**Written problem:** Find each line containing the string "JSON" and return it.

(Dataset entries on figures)
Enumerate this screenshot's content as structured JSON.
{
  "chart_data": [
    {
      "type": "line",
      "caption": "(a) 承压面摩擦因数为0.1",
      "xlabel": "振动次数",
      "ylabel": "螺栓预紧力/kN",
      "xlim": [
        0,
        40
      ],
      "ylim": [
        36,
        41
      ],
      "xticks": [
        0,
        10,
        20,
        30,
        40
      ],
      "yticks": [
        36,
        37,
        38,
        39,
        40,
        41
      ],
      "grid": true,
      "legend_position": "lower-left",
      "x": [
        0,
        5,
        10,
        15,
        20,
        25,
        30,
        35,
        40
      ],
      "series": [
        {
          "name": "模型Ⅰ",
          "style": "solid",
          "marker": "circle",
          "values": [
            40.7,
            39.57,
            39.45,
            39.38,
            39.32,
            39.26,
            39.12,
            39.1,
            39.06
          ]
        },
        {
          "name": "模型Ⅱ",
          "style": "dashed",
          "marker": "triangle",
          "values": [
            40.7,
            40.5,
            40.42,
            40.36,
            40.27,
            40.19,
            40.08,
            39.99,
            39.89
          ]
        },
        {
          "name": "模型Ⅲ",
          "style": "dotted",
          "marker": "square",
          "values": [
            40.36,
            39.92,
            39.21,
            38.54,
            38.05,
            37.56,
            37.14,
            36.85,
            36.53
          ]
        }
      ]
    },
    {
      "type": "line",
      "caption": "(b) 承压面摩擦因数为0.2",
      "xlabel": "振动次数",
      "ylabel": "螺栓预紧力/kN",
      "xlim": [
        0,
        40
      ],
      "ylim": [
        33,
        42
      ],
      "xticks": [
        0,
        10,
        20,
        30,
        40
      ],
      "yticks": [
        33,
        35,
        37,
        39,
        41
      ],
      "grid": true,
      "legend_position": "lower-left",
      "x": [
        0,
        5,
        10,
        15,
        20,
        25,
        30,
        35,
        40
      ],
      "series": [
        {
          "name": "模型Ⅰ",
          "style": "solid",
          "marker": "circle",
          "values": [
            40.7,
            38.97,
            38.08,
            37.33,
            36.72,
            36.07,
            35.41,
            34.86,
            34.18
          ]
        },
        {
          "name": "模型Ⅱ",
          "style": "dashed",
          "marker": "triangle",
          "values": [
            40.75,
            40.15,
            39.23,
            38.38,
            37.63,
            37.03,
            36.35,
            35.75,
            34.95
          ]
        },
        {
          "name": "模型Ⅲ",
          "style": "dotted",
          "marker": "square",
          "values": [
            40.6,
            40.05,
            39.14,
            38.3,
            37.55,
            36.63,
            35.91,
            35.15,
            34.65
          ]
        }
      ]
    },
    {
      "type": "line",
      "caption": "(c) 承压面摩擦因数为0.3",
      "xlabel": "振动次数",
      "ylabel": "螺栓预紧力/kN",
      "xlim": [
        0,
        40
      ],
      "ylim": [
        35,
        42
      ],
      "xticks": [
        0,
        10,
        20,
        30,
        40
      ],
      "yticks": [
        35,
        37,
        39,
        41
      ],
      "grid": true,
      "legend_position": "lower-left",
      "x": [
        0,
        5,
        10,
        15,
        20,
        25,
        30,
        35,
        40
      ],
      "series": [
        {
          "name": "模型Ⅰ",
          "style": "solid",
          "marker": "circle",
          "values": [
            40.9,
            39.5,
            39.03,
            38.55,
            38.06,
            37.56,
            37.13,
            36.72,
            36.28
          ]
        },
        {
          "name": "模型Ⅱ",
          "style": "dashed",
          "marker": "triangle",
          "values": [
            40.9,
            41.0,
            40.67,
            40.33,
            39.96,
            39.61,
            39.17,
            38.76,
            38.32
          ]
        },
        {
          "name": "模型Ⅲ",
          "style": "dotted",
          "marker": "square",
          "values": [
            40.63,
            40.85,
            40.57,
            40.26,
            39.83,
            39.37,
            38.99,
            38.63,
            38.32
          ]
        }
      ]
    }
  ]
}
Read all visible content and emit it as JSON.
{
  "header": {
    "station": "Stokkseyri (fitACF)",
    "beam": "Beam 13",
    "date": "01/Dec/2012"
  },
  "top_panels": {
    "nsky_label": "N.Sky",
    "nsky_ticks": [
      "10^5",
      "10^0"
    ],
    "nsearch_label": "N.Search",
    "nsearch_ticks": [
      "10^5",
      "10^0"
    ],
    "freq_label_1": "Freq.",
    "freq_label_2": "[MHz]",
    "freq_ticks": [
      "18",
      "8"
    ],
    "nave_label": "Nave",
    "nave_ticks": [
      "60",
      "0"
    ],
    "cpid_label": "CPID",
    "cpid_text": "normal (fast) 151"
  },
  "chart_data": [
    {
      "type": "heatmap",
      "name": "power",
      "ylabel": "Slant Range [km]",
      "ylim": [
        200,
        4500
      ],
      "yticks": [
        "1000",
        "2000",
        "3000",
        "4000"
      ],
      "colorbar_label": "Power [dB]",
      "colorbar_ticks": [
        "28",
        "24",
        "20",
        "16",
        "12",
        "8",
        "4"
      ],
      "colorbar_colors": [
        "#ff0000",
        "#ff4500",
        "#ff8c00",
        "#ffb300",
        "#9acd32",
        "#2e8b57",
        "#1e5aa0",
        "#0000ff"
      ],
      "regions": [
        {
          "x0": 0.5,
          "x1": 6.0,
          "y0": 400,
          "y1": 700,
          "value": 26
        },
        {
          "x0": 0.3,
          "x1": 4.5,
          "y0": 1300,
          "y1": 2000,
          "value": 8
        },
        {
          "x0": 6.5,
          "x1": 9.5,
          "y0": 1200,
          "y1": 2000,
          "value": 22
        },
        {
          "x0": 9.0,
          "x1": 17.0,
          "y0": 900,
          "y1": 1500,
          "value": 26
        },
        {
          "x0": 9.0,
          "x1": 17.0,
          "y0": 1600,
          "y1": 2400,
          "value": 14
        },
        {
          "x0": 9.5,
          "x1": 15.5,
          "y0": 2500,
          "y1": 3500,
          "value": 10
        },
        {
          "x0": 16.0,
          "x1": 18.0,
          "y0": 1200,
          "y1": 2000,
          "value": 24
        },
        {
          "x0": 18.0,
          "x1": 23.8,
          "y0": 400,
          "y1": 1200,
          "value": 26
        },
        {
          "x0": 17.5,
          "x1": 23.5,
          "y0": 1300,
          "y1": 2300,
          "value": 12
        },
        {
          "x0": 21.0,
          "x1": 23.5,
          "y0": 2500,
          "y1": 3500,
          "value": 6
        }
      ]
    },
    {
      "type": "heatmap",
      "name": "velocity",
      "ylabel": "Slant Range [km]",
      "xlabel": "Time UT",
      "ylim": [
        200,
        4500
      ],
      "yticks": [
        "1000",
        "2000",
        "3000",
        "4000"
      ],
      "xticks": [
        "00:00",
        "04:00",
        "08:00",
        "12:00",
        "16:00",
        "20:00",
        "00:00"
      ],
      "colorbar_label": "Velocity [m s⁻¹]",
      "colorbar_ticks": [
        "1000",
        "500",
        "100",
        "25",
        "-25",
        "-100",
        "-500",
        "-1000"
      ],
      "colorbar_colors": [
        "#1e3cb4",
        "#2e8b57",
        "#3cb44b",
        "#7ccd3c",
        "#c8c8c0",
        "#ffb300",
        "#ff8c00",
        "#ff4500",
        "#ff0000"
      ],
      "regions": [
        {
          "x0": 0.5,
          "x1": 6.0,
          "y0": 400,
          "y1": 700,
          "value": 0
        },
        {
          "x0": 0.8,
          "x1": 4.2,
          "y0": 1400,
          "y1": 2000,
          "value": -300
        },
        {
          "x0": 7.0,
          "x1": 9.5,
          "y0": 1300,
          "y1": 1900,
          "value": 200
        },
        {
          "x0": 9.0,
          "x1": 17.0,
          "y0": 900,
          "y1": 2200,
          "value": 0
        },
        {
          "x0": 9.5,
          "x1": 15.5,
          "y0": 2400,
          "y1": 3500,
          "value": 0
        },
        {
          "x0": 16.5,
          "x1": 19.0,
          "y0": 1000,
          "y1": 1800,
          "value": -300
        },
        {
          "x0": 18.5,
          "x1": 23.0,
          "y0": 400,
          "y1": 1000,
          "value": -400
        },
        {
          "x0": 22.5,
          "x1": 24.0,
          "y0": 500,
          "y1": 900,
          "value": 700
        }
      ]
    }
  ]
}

**Result below:**
Enumerate this screenshot's content as structured JSON.
Read all visible content and emit it as JSON.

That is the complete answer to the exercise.